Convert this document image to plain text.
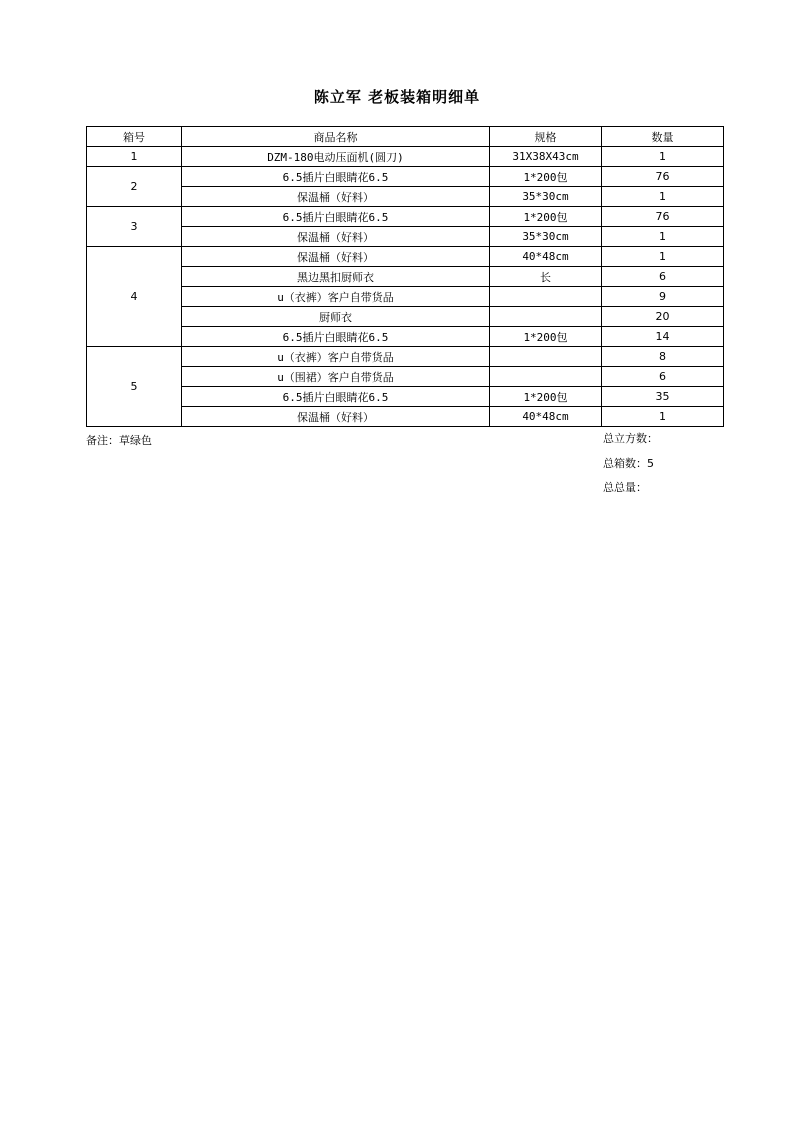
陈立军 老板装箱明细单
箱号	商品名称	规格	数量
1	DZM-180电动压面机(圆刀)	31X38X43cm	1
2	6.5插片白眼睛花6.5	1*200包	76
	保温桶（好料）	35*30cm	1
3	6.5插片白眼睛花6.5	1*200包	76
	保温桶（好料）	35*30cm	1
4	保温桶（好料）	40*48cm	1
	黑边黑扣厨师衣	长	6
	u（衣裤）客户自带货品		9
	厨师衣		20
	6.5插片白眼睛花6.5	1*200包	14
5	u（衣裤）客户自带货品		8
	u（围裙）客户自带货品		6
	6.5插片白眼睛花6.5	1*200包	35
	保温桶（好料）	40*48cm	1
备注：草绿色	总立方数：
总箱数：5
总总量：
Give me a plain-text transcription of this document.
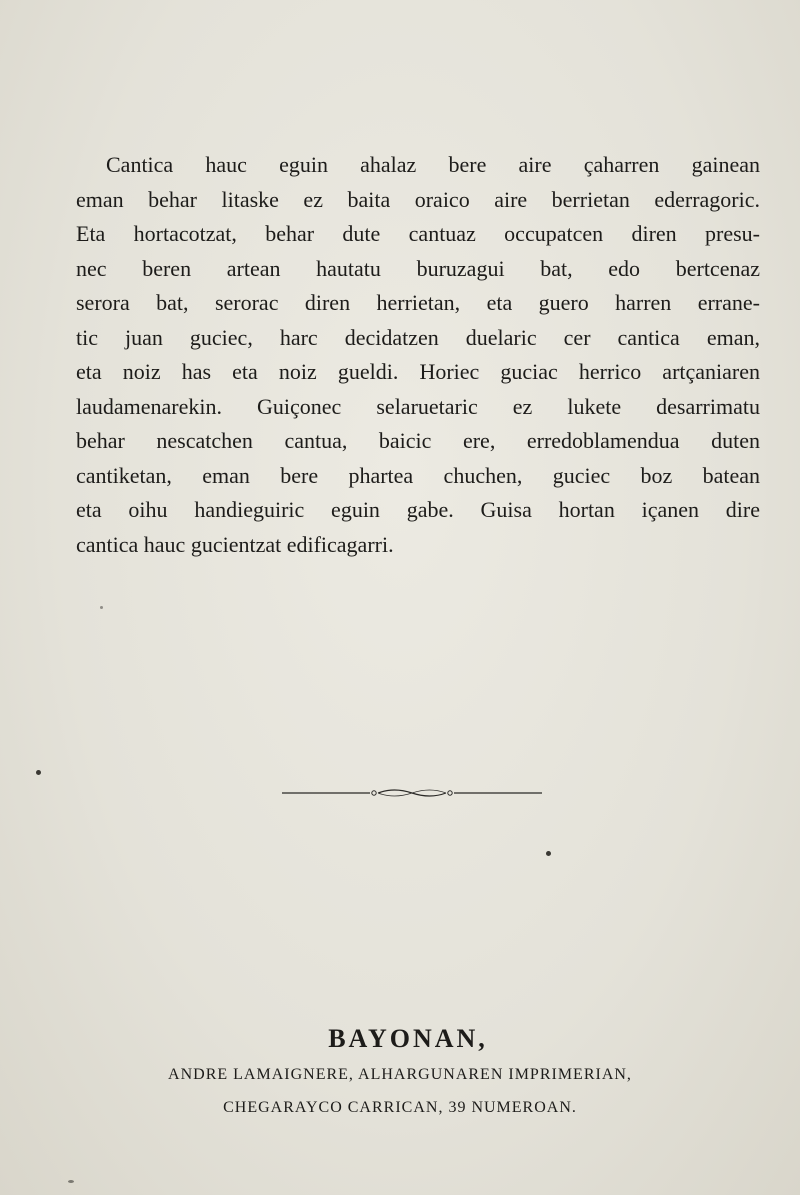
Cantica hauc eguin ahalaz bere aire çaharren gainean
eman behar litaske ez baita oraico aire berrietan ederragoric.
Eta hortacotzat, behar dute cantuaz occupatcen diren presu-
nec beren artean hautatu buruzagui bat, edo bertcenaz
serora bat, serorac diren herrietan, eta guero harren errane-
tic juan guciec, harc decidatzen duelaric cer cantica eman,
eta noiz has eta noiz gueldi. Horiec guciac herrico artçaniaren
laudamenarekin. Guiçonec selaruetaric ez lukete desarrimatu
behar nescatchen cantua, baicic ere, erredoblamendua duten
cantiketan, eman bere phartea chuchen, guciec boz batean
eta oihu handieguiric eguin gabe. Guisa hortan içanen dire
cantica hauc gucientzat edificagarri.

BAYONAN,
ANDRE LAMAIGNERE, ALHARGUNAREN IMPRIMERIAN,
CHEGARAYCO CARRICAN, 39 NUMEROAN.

---+---

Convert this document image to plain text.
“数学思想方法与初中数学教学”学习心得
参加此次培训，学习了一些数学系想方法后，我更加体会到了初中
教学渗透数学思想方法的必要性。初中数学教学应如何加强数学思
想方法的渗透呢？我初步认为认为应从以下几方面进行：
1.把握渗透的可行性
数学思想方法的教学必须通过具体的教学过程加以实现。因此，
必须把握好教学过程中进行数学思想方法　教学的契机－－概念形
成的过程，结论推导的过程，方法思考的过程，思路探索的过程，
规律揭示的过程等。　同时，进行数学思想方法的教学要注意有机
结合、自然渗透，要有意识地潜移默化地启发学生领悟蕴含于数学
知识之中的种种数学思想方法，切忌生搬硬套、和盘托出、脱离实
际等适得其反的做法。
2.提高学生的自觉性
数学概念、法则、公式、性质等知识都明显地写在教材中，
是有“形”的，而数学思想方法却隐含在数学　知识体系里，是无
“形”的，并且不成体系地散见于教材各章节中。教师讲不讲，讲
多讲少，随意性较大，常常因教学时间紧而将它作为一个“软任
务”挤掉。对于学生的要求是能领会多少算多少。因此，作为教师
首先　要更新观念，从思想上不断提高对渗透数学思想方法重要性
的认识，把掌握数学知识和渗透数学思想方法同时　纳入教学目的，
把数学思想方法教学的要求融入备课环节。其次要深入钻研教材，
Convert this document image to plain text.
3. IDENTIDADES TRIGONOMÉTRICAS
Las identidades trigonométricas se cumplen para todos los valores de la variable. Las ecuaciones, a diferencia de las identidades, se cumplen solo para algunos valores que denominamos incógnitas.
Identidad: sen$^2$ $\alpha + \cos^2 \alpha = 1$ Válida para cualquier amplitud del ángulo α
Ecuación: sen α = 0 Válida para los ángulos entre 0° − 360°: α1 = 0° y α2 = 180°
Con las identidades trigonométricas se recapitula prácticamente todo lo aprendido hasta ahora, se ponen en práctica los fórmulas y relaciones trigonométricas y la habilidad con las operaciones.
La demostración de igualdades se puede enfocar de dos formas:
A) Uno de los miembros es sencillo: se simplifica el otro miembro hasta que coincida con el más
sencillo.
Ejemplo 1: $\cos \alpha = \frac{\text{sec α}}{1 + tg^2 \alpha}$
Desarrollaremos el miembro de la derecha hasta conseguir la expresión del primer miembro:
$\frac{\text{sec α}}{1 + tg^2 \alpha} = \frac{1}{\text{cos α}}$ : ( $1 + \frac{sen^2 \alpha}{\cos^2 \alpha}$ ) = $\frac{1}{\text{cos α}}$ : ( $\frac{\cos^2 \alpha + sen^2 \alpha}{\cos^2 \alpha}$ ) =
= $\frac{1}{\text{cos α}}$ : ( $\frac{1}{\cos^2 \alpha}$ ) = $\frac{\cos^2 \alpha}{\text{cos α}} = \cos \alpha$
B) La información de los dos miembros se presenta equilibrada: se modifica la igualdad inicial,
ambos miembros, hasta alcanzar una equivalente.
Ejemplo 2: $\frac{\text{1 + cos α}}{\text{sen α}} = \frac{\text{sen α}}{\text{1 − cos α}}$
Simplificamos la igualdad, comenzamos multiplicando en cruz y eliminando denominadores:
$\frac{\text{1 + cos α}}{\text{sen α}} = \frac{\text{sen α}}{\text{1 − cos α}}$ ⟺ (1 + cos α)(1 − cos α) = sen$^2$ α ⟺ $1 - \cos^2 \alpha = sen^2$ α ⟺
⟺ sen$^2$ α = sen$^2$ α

---+---

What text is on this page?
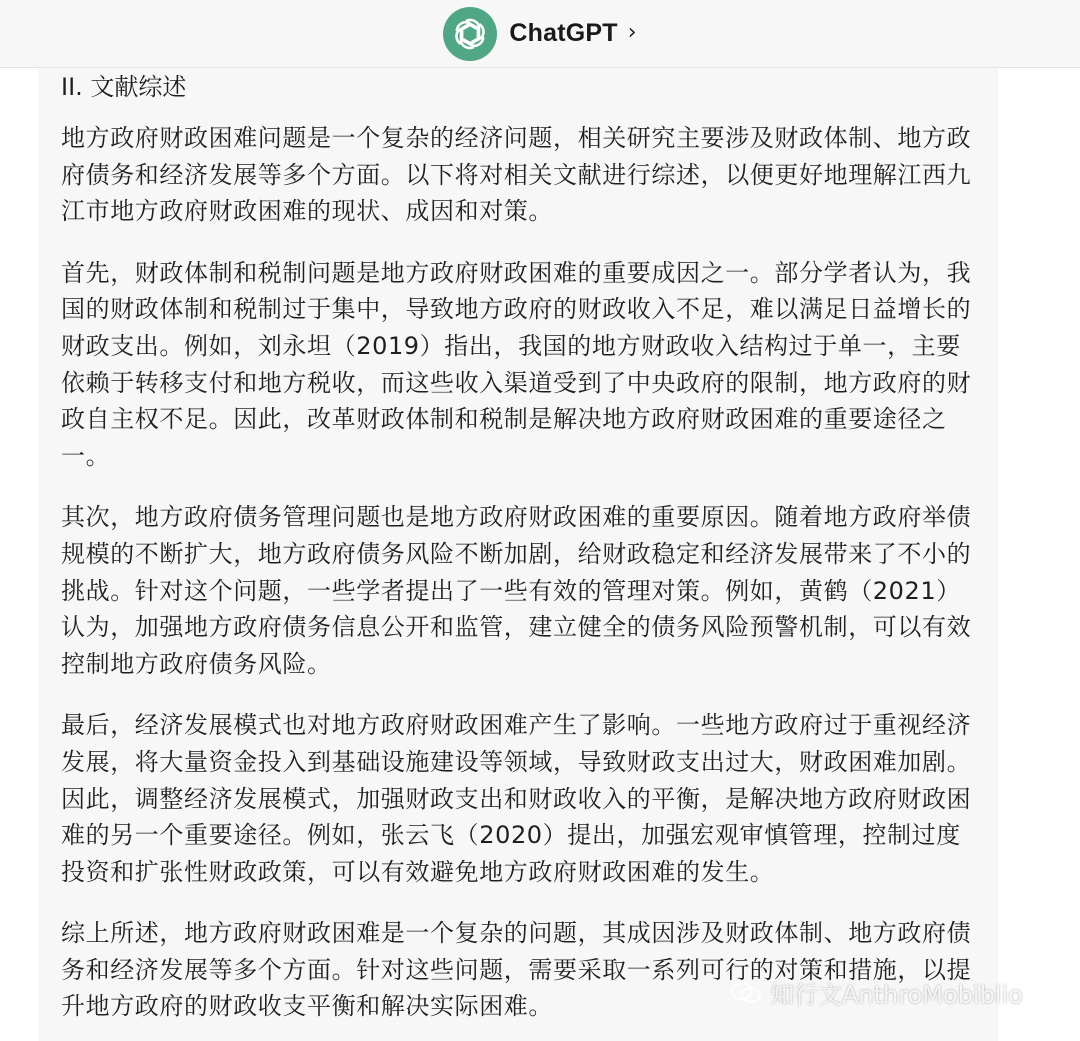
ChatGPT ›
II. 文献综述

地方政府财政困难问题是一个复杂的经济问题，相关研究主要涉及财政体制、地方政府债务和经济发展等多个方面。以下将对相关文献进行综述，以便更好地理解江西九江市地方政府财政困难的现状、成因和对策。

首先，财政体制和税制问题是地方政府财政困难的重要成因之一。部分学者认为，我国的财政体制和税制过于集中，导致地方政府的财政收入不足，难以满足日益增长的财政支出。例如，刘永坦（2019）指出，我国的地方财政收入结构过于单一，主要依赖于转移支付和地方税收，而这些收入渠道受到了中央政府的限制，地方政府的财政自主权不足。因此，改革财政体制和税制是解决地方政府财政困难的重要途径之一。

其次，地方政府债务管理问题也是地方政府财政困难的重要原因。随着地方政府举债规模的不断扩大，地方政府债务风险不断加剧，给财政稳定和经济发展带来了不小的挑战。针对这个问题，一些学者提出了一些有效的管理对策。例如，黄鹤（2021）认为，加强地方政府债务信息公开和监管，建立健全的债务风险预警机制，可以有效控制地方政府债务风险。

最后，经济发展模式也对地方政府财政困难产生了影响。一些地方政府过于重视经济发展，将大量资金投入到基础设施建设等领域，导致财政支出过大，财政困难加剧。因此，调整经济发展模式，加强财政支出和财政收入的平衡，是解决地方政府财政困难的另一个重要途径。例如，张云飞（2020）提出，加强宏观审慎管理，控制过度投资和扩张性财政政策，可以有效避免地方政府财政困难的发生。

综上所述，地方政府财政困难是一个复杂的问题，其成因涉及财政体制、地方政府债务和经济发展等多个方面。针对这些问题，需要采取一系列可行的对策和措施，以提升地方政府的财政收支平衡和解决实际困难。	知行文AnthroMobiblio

---+---

Give only the number of lines that include the word "diren".

2